- Required task -
All records below must be retyped exactly.
========
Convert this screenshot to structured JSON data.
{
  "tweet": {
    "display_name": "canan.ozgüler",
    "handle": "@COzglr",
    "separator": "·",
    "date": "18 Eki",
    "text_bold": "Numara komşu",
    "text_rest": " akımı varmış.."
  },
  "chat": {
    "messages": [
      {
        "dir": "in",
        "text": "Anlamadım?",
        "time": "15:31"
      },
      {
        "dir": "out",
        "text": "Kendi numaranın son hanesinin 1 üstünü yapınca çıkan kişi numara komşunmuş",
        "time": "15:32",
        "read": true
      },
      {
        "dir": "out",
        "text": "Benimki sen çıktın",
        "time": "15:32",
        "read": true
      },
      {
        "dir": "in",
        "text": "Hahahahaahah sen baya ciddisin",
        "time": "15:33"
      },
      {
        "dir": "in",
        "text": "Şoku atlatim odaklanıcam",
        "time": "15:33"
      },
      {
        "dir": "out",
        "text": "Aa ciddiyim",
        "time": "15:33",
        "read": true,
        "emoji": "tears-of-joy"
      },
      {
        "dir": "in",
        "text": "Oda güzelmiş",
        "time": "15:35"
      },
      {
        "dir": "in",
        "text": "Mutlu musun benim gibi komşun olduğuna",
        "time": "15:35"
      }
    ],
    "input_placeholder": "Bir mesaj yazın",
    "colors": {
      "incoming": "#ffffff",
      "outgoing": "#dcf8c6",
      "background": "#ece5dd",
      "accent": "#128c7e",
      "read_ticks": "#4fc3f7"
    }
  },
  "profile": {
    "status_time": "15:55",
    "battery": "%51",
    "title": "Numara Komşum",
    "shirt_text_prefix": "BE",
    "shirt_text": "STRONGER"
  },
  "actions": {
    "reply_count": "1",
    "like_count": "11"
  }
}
========
- Reply -
Convert this screenshot to structured JSON data.
{
  "tweet": {
    "display_name": "canan.ozgüler",
    "handle": "@COzglr",
    "separator": "·",
    "date": "18 Eki",
    "text_bold": "Numara komşu",
    "text_rest": " akımı varmış.."
  },
  "chat": {
    "messages": [
      {
        "dir": "in",
        "text": "Anlamadım?",
        "time": "15:31"
      },
      {
        "dir": "out",
        "text": "Kendi numaranın son hanesinin 1 üstünü yapınca çıkan kişi numara komşunmuş",
        "time": "15:32",
        "read": true
      },
      {
        "dir": "out",
        "text": "Benimki sen çıktın",
        "time": "15:32",
        "read": true
      },
      {
        "dir": "in",
        "text": "Hahahahaahah sen baya ciddisin",
        "time": "15:33"
      },
      {
        "dir": "in",
        "text": "Şoku atlatim odaklanıcam",
        "time": "15:33"
      },
      {
        "dir": "out",
        "text": "Aa ciddiyim",
        "time": "15:33",
        "read": true,
        "emoji": "tears-of-joy"
      },
      {
        "dir": "in",
        "text": "Oda güzelmiş",
        "time": "15:35"
      },
      {
        "dir": "in",
        "text": "Mutlu musun benim gibi komşun olduğuna",
        "time": "15:35"
      }
    ],
    "input_placeholder": "Bir mesaj yazın",
    "colors": {
      "incoming": "#ffffff",
      "outgoing": "#dcf8c6",
      "background": "#ece5dd",
      "accent": "#128c7e",
      "read_ticks": "#4fc3f7"
    }
  },
  "profile": {
    "status_time": "15:55",
    "battery": "%51",
    "title": "Numara Komşum",
    "shirt_text_prefix": "BE",
    "shirt_text": "STRONGER"
  },
  "actions": {
    "reply_count": "1",
    "like_count": "11"
  }
}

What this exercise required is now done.